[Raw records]

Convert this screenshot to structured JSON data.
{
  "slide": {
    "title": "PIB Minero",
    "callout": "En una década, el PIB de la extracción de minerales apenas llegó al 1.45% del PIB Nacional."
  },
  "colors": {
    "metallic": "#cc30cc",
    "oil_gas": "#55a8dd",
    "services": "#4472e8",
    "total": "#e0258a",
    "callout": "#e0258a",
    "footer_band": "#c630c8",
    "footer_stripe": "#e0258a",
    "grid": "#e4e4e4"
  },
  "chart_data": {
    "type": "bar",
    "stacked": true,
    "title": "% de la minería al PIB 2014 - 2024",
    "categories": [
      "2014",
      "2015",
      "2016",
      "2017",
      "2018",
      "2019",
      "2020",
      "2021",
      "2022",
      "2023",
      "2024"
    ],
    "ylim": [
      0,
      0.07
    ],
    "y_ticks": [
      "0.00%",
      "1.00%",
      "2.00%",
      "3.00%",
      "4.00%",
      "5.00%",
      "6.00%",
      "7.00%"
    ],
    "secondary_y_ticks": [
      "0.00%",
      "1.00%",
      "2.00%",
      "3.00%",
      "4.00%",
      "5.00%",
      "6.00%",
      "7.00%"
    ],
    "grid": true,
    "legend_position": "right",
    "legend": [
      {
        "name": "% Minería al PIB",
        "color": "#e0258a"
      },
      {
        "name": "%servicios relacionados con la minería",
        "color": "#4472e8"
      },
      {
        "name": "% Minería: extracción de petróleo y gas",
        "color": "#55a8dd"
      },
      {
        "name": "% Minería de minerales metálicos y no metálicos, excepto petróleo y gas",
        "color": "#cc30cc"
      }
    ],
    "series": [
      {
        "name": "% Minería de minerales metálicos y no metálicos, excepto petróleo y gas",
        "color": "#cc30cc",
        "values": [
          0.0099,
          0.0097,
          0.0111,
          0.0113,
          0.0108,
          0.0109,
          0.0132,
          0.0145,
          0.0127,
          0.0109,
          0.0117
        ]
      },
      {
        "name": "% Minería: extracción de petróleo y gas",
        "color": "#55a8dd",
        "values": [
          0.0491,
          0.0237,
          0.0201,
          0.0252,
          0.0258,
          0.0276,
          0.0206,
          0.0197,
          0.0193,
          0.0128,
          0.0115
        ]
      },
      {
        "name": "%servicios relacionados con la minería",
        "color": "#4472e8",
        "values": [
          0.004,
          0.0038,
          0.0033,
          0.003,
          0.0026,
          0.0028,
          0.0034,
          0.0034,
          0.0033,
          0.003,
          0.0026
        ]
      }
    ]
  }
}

- **To be done**:
Write out every entry word for word.

- **Answer for the task**:
Convert this screenshot to structured JSON data.
{
  "slide": {
    "title": "PIB Minero",
    "callout": "En una década, el PIB de la extracción de minerales apenas llegó al 1.45% del PIB Nacional."
  },
  "colors": {
    "metallic": "#cc30cc",
    "oil_gas": "#55a8dd",
    "services": "#4472e8",
    "total": "#e0258a",
    "callout": "#e0258a",
    "footer_band": "#c630c8",
    "footer_stripe": "#e0258a",
    "grid": "#e4e4e4"
  },
  "chart_data": {
    "type": "bar",
    "stacked": true,
    "title": "% de la minería al PIB 2014 - 2024",
    "categories": [
      "2014",
      "2015",
      "2016",
      "2017",
      "2018",
      "2019",
      "2020",
      "2021",
      "2022",
      "2023",
      "2024"
    ],
    "ylim": [
      0,
      0.07
    ],
    "y_ticks": [
      "0.00%",
      "1.00%",
      "2.00%",
      "3.00%",
      "4.00%",
      "5.00%",
      "6.00%",
      "7.00%"
    ],
    "secondary_y_ticks": [
      "0.00%",
      "1.00%",
      "2.00%",
      "3.00%",
      "4.00%",
      "5.00%",
      "6.00%",
      "7.00%"
    ],
    "grid": true,
    "legend_position": "right",
    "legend": [
      {
        "name": "% Minería al PIB",
        "color": "#e0258a"
      },
      {
        "name": "%servicios relacionados con la minería",
        "color": "#4472e8"
      },
      {
        "name": "% Minería: extracción de petróleo y gas",
        "color": "#55a8dd"
      },
      {
        "name": "% Minería de minerales metálicos y no metálicos, excepto petróleo y gas",
        "color": "#cc30cc"
      }
    ],
    "series": [
      {
        "name": "% Minería de minerales metálicos y no metálicos, excepto petróleo y gas",
        "color": "#cc30cc",
        "values": [
          0.0099,
          0.0097,
          0.0111,
          0.0113,
          0.0108,
          0.0109,
          0.0132,
          0.0145,
          0.0127,
          0.0109,
          0.0117
        ]
      },
      {
        "name": "% Minería: extracción de petróleo y gas",
        "color": "#55a8dd",
        "values": [
          0.0491,
          0.0237,
          0.0201,
          0.0252,
          0.0258,
          0.0276,
          0.0206,
          0.0197,
          0.0193,
          0.0128,
          0.0115
        ]
      },
      {
        "name": "%servicios relacionados con la minería",
        "color": "#4472e8",
        "values": [
          0.004,
          0.0038,
          0.0033,
          0.003,
          0.0026,
          0.0028,
          0.0034,
          0.0034,
          0.0033,
          0.003,
          0.0026
        ]
      }
    ]
  }
}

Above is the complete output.